# What to produce
Determine how many lines hold "Jäger" and give only that number.
-- Rows start --
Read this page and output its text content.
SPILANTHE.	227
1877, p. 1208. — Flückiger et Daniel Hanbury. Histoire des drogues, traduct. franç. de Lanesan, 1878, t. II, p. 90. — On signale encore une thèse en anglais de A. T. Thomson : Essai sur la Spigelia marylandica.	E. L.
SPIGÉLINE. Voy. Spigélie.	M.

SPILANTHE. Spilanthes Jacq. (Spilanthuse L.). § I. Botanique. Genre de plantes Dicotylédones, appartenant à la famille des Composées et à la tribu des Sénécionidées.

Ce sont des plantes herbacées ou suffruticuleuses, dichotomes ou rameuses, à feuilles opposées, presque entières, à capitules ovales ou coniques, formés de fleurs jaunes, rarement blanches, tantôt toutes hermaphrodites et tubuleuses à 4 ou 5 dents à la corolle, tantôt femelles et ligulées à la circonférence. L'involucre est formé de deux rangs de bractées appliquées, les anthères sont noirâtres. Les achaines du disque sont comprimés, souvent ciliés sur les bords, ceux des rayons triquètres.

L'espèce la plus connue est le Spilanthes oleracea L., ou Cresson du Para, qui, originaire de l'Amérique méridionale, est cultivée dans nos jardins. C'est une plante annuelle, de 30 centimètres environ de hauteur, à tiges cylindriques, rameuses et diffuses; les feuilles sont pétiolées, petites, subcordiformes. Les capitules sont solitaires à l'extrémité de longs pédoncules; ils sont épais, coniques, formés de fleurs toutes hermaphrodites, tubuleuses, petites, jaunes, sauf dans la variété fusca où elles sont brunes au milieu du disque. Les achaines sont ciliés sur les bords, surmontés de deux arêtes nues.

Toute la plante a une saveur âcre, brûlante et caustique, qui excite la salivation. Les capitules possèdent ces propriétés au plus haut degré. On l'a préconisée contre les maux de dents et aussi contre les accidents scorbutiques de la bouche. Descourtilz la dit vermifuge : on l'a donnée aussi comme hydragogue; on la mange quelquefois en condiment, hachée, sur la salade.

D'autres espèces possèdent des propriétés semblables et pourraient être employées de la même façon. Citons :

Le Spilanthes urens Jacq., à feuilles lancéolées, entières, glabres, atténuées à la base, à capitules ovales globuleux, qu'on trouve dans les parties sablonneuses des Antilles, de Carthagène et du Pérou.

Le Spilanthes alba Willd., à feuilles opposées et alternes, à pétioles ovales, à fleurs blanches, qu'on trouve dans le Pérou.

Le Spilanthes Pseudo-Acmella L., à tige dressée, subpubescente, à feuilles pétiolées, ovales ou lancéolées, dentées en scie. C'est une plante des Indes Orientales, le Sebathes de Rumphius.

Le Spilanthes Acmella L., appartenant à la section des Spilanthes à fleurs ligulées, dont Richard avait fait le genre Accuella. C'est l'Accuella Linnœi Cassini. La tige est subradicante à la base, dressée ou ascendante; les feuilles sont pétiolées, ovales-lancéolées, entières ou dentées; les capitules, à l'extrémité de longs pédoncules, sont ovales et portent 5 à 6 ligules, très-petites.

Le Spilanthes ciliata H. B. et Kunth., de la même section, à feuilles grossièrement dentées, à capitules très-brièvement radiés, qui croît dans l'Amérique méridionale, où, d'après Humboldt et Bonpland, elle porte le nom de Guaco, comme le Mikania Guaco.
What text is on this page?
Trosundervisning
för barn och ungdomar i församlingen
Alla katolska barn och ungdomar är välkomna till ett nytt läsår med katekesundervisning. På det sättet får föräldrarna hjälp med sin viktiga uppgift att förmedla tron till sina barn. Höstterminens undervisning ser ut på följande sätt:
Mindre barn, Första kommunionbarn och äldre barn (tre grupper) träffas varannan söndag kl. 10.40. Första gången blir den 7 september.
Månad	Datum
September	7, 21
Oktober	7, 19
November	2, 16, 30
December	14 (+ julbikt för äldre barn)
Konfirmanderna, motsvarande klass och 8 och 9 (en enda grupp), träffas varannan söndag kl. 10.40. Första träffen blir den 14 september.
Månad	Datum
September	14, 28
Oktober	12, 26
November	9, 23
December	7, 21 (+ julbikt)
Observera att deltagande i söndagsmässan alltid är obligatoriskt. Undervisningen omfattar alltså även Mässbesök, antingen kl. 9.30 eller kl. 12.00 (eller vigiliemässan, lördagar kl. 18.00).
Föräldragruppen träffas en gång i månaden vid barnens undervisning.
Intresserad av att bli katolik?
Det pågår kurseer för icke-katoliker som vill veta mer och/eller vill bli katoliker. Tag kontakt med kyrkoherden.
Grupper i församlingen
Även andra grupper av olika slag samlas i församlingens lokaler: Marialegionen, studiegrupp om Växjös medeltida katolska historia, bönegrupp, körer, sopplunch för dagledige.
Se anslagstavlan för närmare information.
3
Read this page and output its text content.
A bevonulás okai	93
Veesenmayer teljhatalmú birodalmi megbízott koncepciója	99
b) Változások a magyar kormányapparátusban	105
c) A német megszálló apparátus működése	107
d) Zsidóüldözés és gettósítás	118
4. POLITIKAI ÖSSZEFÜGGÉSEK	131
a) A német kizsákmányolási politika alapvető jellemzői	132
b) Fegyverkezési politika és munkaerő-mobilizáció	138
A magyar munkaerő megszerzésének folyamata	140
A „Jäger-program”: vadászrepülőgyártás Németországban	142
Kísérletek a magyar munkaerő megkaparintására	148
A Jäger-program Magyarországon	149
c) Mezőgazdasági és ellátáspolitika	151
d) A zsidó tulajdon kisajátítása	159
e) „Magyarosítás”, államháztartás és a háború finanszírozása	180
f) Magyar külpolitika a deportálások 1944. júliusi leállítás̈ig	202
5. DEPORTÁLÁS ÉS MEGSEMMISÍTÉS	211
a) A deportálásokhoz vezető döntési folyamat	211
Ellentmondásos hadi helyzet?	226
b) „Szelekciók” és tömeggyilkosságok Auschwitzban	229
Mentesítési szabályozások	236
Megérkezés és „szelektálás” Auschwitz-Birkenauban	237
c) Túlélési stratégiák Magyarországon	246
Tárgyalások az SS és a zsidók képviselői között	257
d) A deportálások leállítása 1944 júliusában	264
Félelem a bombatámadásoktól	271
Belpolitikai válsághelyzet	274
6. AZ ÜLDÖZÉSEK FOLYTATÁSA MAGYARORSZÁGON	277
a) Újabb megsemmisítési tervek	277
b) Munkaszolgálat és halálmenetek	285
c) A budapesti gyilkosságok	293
-- Rows end --
# Solved exercise
2